§ Tugas yang Diberikan 1
Salin tanpa perubahan baris-baris entri dari awal entri sampai baris yang memuat "menu-graph-editors[interactable]: 图形编辑器(D) (394, 27, 471, 40)", termasuk baris tersebut.

§ Teks Hasil Ekstraksi
►

Nipress

Saham Nipress (NIPS) tiba-tiba melejit pada Jumat kemarin, dan ditutup menguat 19.6% ke posisi 10,700. Yang membuat saham ini menarik tentu saja bukan kenaikannya yang tampak mengesankan tersebut, melainkan karena pada hari yang sama, perusahaan merilis laporan keuangannya untuk periode Kuartal II 2013. Berdasarkan LK terbarunya tersebut, laba bersih NIPS melompat 155.3%, sementara PER NIPS pada harganya setelah naik (10,700) ternyata masih 4.3 kali. A hidden jewel?

Nipress (selanjutnya disebut NIPS) adalah perusahaan produsen aki kendaraan bermotor yang memulai usahanya pada tahun 1973, dengan pabrik pertamanya di Cimanggis, Bogor, Jawa Barat, ketika itu dengan bekerja sama dengan perusahaan Jepang, dan kapasitas produksi perdananya adalah 58 ribu unit aki per tahun. Di tahun-tahun selanjutnya perusahaan terus mengembangkan teknologi baru untuk pembuatan aki, sekaligus terus meningkatkan produksi. Pada tahun 1995 perusahaan memindahkan pabriknya ke Cileungsi, masih di Bogor juga, dan pada saat ini volume produksinya sudah mencapai 6 juta unit aki per tahun. NIPS sudah listing di BEI sejak tahun 1991, dan sejauh ini merupakan perusahaan aki satu-satunya yang terdaftar di bursa (kecuali jika Astra Otoparts/AUTO dianggap sebagai perusahaan aki juga).

◄

§ Tugas yang Diberikan 2
Lanjutkan tulisan tentang saham Nipress mulai setelah kalimat terakhir yang ditampilkan.

§ Entri yang Diberikan
►

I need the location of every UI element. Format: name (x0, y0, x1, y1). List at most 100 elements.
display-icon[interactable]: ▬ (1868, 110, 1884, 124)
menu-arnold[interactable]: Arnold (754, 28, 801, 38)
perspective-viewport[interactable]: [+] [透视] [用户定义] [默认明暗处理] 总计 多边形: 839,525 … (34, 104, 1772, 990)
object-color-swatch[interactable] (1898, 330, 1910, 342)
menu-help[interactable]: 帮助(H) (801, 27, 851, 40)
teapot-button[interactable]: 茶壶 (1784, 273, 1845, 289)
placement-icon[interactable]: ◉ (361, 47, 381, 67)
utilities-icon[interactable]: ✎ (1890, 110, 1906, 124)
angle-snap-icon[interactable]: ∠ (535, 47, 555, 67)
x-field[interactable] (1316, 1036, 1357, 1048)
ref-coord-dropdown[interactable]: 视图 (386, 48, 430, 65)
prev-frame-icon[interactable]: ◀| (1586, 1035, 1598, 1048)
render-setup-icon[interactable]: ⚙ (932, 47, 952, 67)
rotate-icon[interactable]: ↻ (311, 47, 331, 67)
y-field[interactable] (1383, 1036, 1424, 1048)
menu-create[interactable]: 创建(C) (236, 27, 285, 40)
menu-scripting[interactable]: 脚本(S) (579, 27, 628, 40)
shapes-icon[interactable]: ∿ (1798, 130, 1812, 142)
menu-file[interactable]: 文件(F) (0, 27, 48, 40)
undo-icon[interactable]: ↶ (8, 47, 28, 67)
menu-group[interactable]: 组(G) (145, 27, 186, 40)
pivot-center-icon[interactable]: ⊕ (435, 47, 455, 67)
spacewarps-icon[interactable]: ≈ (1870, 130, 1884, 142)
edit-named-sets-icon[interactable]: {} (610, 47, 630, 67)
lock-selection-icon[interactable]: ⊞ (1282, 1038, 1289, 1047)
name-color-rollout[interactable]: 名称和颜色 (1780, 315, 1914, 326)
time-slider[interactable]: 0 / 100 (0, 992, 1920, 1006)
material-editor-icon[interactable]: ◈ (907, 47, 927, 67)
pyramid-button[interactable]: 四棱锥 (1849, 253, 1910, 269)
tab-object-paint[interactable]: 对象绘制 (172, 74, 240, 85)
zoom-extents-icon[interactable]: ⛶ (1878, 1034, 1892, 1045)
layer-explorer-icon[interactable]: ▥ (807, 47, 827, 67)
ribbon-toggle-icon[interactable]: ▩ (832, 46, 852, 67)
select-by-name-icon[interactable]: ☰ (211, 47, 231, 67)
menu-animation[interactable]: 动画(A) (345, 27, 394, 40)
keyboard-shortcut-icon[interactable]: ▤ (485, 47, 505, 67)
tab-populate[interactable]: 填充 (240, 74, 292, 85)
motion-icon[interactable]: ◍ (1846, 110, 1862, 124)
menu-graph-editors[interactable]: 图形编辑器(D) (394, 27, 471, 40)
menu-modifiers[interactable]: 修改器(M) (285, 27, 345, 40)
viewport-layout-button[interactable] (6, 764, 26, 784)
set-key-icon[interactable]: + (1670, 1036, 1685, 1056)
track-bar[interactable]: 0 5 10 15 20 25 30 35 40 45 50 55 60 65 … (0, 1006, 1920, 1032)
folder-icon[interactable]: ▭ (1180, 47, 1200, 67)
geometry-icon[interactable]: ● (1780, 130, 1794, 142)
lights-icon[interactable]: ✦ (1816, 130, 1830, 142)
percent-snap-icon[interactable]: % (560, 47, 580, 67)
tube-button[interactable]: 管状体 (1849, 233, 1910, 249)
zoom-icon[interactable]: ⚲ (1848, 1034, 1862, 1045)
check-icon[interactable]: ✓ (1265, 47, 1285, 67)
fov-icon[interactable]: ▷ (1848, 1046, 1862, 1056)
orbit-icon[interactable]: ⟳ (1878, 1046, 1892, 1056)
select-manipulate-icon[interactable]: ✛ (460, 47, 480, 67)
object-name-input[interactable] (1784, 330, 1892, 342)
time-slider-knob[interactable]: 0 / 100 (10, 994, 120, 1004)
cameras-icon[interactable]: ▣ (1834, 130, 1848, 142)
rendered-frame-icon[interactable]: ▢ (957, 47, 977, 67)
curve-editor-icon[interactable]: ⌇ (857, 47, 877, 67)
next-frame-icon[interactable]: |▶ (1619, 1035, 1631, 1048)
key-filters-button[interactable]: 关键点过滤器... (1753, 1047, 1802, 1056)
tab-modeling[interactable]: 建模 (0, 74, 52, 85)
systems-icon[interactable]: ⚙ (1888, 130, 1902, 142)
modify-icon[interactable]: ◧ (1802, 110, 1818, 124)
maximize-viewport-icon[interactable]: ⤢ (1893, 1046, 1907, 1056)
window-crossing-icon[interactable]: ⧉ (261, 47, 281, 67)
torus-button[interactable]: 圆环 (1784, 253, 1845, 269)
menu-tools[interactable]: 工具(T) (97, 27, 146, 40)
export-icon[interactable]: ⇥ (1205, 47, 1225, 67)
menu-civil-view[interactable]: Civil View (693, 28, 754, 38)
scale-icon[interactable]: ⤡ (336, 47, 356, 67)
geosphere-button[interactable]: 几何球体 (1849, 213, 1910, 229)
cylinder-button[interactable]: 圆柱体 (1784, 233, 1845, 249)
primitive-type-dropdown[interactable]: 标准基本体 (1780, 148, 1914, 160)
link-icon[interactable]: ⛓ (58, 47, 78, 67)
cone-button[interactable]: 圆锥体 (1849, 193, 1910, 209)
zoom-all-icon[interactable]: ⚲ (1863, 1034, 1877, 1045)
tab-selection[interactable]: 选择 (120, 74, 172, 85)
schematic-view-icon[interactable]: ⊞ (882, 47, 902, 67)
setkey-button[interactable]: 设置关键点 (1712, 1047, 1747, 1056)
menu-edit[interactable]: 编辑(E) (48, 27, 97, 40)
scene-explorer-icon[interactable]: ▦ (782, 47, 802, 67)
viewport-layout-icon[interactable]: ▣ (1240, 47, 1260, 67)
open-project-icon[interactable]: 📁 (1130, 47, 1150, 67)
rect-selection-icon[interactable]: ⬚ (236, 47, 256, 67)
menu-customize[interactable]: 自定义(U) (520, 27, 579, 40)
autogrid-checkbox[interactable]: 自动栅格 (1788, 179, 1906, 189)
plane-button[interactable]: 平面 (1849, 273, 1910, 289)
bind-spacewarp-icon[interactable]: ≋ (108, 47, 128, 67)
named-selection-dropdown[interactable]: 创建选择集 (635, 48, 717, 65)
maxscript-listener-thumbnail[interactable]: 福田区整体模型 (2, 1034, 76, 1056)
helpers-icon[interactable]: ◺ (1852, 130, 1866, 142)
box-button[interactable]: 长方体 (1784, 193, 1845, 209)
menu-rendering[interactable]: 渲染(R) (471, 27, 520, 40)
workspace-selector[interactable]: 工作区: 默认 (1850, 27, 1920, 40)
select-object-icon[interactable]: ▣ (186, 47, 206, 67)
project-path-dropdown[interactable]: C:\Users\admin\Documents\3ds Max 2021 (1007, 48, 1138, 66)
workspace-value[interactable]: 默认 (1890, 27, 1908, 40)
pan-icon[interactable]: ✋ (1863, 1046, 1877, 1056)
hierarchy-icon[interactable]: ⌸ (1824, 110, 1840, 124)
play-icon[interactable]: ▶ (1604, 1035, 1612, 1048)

◄

§ Jawaban Tugas 1
I need the location of every UI element. Format: name (x0, y0, x1, y1). List at most 100 elements.
display-icon[interactable]: ▬ (1868, 110, 1884, 124)
menu-arnold[interactable]: Arnold (754, 28, 801, 38)
perspective-viewport[interactable]: [+] [透视] [用户定义] [默认明暗处理] 总计 多边形: 839,525 … (34, 104, 1772, 990)
object-color-swatch[interactable] (1898, 330, 1910, 342)
menu-help[interactable]: 帮助(H) (801, 27, 851, 40)
teapot-button[interactable]: 茶壶 (1784, 273, 1845, 289)
placement-icon[interactable]: ◉ (361, 47, 381, 67)
utilities-icon[interactable]: ✎ (1890, 110, 1906, 124)
angle-snap-icon[interactable]: ∠ (535, 47, 555, 67)
x-field[interactable] (1316, 1036, 1357, 1048)
ref-coord-dropdown[interactable]: 视图 (386, 48, 430, 65)
prev-frame-icon[interactable]: ◀| (1586, 1035, 1598, 1048)
render-setup-icon[interactable]: ⚙ (932, 47, 952, 67)
rotate-icon[interactable]: ↻ (311, 47, 331, 67)
y-field[interactable] (1383, 1036, 1424, 1048)
menu-create[interactable]: 创建(C) (236, 27, 285, 40)
menu-scripting[interactable]: 脚本(S) (579, 27, 628, 40)
shapes-icon[interactable]: ∿ (1798, 130, 1812, 142)
menu-file[interactable]: 文件(F) (0, 27, 48, 40)
undo-icon[interactable]: ↶ (8, 47, 28, 67)
menu-group[interactable]: 组(G) (145, 27, 186, 40)
pivot-center-icon[interactable]: ⊕ (435, 47, 455, 67)
spacewarps-icon[interactable]: ≈ (1870, 130, 1884, 142)
edit-named-sets-icon[interactable]: {} (610, 47, 630, 67)
lock-selection-icon[interactable]: ⊞ (1282, 1038, 1289, 1047)
name-color-rollout[interactable]: 名称和颜色 (1780, 315, 1914, 326)
time-slider[interactable]: 0 / 100 (0, 992, 1920, 1006)
material-editor-icon[interactable]: ◈ (907, 47, 927, 67)
pyramid-button[interactable]: 四棱锥 (1849, 253, 1910, 269)
tab-object-paint[interactable]: 对象绘制 (172, 74, 240, 85)
zoom-extents-icon[interactable]: ⛶ (1878, 1034, 1892, 1045)
layer-explorer-icon[interactable]: ▥ (807, 47, 827, 67)
ribbon-toggle-icon[interactable]: ▩ (832, 46, 852, 67)
select-by-name-icon[interactable]: ☰ (211, 47, 231, 67)
menu-animation[interactable]: 动画(A) (345, 27, 394, 40)
keyboard-shortcut-icon[interactable]: ▤ (485, 47, 505, 67)
tab-populate[interactable]: 填充 (240, 74, 292, 85)
motion-icon[interactable]: ◍ (1846, 110, 1862, 124)
menu-graph-editors[interactable]: 图形编辑器(D) (394, 27, 471, 40)

§ Jawaban Tugas 2
Kantor PT Nipress, Tbk. di jalan Narogong, Bogor

Meski NIPS merupakan satu-satunya perusahaan aki yang terdaftar di bursa, namun NIPS adalah satu dari sekian banyak perusahaan aki di tanah air, dan juga bukan merupakan yang terbesar. Akan tetapi NIPS memiliki keunikan dibanding perusahaan aki lainnya karena dua hal. Pertama, perusahaan lebih banyak menggunakan bahan baku/komponen lokal dalam produksi akinya. Per akhir tahun 2012, NIPS mencatat angka TKDN (tingkat komponen dalam negeri) sebesar antara 52 – 82%. Dan kedua, perusahaan mengekspor 40 - 60% produksi akinya.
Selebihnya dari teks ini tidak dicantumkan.